Work to complete
Present each line of the entries below that holds the word "South".

Exercise input
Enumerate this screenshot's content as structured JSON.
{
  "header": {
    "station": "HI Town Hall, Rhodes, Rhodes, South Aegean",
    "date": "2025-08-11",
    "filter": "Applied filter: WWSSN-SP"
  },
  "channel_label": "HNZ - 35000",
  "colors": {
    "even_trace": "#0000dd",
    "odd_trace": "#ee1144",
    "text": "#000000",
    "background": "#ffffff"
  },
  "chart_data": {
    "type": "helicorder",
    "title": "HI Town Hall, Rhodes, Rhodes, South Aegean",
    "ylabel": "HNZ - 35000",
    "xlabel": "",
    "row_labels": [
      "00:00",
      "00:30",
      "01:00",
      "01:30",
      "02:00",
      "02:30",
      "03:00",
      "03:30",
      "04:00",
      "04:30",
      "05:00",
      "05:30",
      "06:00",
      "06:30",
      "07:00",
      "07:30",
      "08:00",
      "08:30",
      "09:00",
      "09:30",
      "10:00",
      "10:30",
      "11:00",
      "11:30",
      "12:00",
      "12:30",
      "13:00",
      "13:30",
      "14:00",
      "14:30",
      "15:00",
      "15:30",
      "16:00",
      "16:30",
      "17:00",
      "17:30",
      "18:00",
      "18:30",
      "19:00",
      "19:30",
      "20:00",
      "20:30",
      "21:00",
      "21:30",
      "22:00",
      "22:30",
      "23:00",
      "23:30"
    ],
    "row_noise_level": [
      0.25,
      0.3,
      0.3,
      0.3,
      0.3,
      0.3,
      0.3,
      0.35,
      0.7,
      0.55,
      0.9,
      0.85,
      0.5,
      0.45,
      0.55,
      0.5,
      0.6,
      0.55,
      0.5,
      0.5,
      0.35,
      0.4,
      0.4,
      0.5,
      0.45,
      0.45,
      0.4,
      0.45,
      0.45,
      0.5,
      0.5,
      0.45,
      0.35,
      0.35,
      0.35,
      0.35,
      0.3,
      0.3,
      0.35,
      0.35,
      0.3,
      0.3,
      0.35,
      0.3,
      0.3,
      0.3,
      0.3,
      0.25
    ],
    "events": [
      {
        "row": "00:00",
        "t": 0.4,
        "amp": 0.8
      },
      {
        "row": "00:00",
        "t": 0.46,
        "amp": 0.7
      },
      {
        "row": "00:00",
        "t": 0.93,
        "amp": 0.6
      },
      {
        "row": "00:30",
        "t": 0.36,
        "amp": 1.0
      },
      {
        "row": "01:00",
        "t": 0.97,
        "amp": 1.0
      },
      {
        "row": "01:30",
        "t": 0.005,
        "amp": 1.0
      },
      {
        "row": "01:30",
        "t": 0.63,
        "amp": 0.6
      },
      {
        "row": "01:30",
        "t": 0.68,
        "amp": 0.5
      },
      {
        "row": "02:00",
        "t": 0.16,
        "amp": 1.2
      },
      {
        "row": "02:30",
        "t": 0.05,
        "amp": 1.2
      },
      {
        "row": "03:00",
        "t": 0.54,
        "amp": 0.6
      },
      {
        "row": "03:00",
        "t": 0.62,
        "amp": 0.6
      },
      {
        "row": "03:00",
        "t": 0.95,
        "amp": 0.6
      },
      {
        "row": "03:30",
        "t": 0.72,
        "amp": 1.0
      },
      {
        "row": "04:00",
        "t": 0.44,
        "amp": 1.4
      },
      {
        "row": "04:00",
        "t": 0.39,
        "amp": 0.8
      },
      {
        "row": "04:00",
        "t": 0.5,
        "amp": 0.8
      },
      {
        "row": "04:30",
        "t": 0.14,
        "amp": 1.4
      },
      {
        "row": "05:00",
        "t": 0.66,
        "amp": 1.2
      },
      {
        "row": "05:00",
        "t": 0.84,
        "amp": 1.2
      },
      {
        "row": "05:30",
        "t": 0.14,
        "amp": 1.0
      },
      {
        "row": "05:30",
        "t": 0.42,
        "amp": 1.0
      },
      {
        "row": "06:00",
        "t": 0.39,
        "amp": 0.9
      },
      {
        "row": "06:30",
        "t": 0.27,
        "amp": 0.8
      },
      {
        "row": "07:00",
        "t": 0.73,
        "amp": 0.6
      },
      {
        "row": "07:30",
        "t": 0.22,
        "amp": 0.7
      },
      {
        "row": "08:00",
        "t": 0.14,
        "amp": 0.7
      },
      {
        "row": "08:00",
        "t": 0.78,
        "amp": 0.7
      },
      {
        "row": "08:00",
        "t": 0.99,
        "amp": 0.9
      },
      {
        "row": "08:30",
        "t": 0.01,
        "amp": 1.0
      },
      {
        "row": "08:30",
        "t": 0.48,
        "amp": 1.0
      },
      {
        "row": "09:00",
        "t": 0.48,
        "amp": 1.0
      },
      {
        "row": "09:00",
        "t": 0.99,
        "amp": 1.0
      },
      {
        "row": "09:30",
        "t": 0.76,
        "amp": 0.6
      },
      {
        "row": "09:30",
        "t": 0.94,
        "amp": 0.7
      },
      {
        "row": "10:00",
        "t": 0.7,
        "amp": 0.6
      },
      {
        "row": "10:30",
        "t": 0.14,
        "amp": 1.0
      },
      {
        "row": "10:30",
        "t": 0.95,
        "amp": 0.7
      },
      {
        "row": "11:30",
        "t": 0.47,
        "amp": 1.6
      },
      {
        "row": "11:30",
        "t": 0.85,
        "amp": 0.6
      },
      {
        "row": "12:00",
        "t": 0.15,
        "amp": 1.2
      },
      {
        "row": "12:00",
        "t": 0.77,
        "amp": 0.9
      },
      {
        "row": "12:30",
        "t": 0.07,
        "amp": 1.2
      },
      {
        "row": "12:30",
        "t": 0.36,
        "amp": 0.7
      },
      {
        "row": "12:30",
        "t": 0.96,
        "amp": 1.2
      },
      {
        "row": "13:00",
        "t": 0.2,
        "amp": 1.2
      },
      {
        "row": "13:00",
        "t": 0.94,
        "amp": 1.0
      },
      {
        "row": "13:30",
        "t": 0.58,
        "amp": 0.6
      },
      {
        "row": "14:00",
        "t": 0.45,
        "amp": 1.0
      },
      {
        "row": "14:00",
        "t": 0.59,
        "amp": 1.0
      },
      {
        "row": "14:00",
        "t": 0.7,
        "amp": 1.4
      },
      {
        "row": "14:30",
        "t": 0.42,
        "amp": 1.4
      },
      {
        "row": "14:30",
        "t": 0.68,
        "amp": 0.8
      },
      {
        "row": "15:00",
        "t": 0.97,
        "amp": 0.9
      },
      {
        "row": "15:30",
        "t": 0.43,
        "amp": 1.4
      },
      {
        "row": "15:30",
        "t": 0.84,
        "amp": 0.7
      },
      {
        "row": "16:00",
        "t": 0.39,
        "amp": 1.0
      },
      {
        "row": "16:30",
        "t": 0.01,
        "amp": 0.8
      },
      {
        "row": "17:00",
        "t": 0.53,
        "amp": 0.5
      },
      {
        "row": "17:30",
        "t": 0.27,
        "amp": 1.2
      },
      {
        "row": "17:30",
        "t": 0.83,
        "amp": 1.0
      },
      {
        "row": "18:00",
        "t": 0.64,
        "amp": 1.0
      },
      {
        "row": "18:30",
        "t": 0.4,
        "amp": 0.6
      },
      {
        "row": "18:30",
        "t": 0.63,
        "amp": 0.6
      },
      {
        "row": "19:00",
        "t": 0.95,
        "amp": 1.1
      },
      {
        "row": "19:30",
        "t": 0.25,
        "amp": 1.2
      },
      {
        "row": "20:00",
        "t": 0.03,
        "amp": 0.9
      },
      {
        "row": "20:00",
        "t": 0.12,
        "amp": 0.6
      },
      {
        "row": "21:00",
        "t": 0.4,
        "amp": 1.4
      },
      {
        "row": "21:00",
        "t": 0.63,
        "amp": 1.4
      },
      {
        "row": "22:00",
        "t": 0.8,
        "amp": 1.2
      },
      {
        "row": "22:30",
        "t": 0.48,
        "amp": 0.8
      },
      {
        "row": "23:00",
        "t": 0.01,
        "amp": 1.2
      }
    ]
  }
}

Complete response
    "station": "HI Town Hall, Rhodes, Rhodes, South Aegean",
    "title": "HI Town Hall, Rhodes, Rhodes, South Aegean",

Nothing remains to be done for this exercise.